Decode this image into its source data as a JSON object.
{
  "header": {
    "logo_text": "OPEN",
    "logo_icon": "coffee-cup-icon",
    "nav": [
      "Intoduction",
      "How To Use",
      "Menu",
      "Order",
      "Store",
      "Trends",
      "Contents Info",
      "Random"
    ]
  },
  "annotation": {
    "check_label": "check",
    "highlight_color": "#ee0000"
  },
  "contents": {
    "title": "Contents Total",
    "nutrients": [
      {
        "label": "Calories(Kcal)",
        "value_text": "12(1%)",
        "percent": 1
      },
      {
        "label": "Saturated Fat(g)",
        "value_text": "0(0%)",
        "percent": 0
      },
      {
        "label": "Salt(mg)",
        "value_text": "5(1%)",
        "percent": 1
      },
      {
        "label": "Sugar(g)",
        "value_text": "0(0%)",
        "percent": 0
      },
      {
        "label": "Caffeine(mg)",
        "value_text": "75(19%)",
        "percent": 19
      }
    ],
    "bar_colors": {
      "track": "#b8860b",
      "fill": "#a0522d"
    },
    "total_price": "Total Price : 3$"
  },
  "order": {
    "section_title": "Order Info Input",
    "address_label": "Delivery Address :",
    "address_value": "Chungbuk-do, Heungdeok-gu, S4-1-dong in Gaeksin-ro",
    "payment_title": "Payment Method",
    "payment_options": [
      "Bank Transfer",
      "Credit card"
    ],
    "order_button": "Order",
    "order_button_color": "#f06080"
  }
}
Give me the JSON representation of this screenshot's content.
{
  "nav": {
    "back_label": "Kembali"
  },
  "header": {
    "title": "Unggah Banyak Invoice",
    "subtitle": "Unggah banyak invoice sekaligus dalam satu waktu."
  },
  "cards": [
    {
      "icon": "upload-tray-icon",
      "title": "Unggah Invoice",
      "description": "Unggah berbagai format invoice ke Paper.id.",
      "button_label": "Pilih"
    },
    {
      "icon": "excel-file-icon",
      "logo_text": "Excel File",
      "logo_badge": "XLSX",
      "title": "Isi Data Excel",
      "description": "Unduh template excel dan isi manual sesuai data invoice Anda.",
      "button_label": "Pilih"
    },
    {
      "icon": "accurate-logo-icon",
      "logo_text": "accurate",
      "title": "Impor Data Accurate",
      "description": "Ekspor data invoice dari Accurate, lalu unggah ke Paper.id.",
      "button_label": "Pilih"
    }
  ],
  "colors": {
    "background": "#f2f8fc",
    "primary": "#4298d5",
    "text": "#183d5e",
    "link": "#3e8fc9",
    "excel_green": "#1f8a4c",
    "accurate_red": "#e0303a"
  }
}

=======

Aim of the exercise: Write out the full listing exactly as given.

Task answer:
Decode this image into its source data as a JSON object.
{
  "header": {
    "logo_text": "OPEN",
    "logo_icon": "coffee-cup-icon",
    "nav": [
      "Intoduction",
      "How To Use",
      "Menu",
      "Order",
      "Store",
      "Trends",
      "Contents Info",
      "Random"
    ]
  },
  "annotation": {
    "check_label": "check",
    "highlight_color": "#ee0000"
  },
  "contents": {
    "title": "Contents Total",
    "nutrients": [
      {
        "label": "Calories(Kcal)",
        "value_text": "12(1%)",
        "percent": 1
      },
      {
        "label": "Saturated Fat(g)",
        "value_text": "0(0%)",
        "percent": 0
      },
      {
        "label": "Salt(mg)",
        "value_text": "5(1%)",
        "percent": 1
      },
      {
        "label": "Sugar(g)",
        "value_text": "0(0%)",
        "percent": 0
      },
      {
        "label": "Caffeine(mg)",
        "value_text": "75(19%)",
        "percent": 19
      }
    ],
    "bar_colors": {
      "track": "#b8860b",
      "fill": "#a0522d"
    },
    "total_price": "Total Price : 3$"
  },
  "order": {
    "section_title": "Order Info Input",
    "address_label": "Delivery Address :",
    "address_value": "Chungbuk-do, Heungdeok-gu, S4-1-dong in Gaeksin-ro",
    "payment_title": "Payment Method",
    "payment_options": [
      "Bank Transfer",
      "Credit card"
    ],
    "order_button": "Order",
    "order_button_color": "#f06080"
  }
}
Give me the JSON representation of this screenshot's content.
{
  "nav": {
    "back_label": "Kembali"
  },
  "header": {
    "title": "Unggah Banyak Invoice",
    "subtitle": "Unggah banyak invoice sekaligus dalam satu waktu."
  },
  "cards": [
    {
      "icon": "upload-tray-icon",
      "title": "Unggah Invoice",
      "description": "Unggah berbagai format invoice ke Paper.id.",
      "button_label": "Pilih"
    },
    {
      "icon": "excel-file-icon",
      "logo_text": "Excel File",
      "logo_badge": "XLSX",
      "title": "Isi Data Excel",
      "description": "Unduh template excel dan isi manual sesuai data invoice Anda.",
      "button_label": "Pilih"
    },
    {
      "icon": "accurate-logo-icon",
      "logo_text": "accurate",
      "title": "Impor Data Accurate",
      "description": "Ekspor data invoice dari Accurate, lalu unggah ke Paper.id.",
      "button_label": "Pilih"
    }
  ],
  "colors": {
    "background": "#f2f8fc",
    "primary": "#4298d5",
    "text": "#183d5e",
    "link": "#3e8fc9",
    "excel_green": "#1f8a4c",
    "accurate_red": "#e0303a"
  }
}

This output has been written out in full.